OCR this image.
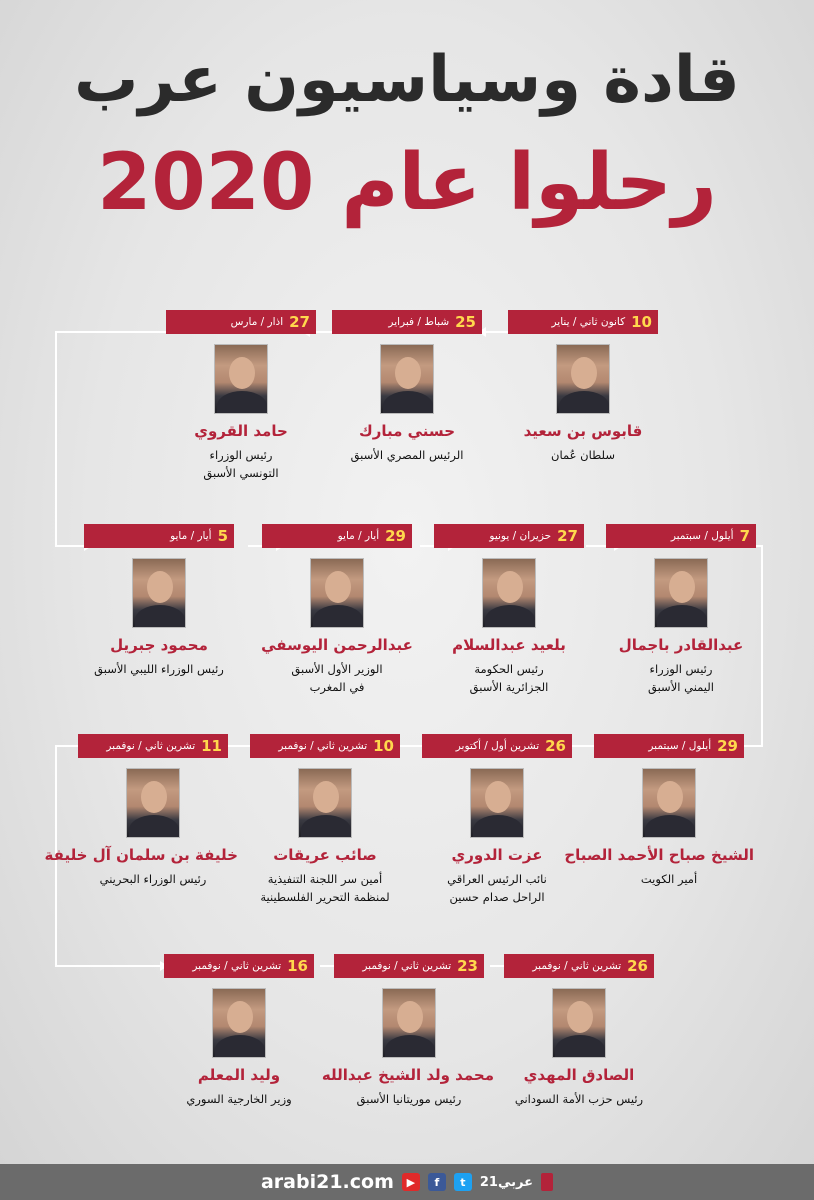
قادة وسياسيون عرب
رحلوا عام 2020
10
كانون ثاني / يناير
قابوس بن سعيد
سلطان عُمان
25
شباط / فبراير
حسني مبارك
الرئيس المصري الأسبق
27
اذار / مارس
حامد القروي
رئيس الوزراء
التونسي الأسبق
7
أيلول / سبتمبر
عبدالقادر باجمال
رئيس الوزراء
اليمني الأسبق
27
حزيران / يونيو
بلعيد عبدالسلام
رئيس الحكومة
الجزائرية الأسبق
29
أيار / مايو
عبدالرحمن اليوسفي
الوزير الأول الأسبق
في المغرب
5
أيار / مايو
محمود جبريل
رئيس الوزراء الليبي الأسبق
29
أيلول / سبتمبر
الشيخ صباح الأحمد الصباح
أمير الكويت
26
تشرين أول / أكتوبر
عزت الدوري
نائب الرئيس العراقي
الراحل صدام حسين
10
تشرين ثاني / نوفمبر
صائب عريقات
أمين سر اللجنة التنفيذية
لمنظمة التحرير الفلسطينية
11
تشرين ثاني / نوفمبر
خليفة بن سلمان آل خليفة
رئيس الوزراء البحريني
26
تشرين ثاني / نوفمبر
الصادق المهدي
رئيس حزب الأمة السوداني
23
تشرين ثاني / نوفمبر
محمد ولد الشيخ عبدالله
رئيس موريتانيا الأسبق
16
تشرين ثاني / نوفمبر
وليد المعلم
وزير الخارجية السوري
arabi21.com	▶	f	t	عربي21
==*==
Task details >>
Output, exactly, all the records above; include no pictures.

Output for this task >>
OCR this image.
قادة وسياسيون عرب
رحلوا عام 2020
10
كانون ثاني / يناير
قابوس بن سعيد
سلطان عُمان
25
شباط / فبراير
حسني مبارك
الرئيس المصري الأسبق
27
اذار / مارس
حامد القروي
رئيس الوزراء
التونسي الأسبق
7
أيلول / سبتمبر
عبدالقادر باجمال
رئيس الوزراء
اليمني الأسبق
27
حزيران / يونيو
بلعيد عبدالسلام
رئيس الحكومة
الجزائرية الأسبق
29
أيار / مايو
عبدالرحمن اليوسفي
الوزير الأول الأسبق
في المغرب
5
أيار / مايو
محمود جبريل
رئيس الوزراء الليبي الأسبق
29
أيلول / سبتمبر
الشيخ صباح الأحمد الصباح
أمير الكويت
26
تشرين أول / أكتوبر
عزت الدوري
نائب الرئيس العراقي
الراحل صدام حسين
10
تشرين ثاني / نوفمبر
صائب عريقات
أمين سر اللجنة التنفيذية
لمنظمة التحرير الفلسطينية
11
تشرين ثاني / نوفمبر
خليفة بن سلمان آل خليفة
رئيس الوزراء البحريني
26
تشرين ثاني / نوفمبر
الصادق المهدي
رئيس حزب الأمة السوداني
23
تشرين ثاني / نوفمبر
محمد ولد الشيخ عبدالله
رئيس موريتانيا الأسبق
16
تشرين ثاني / نوفمبر
وليد المعلم
وزير الخارجية السوري
arabi21.com	▶	f	t	عربي21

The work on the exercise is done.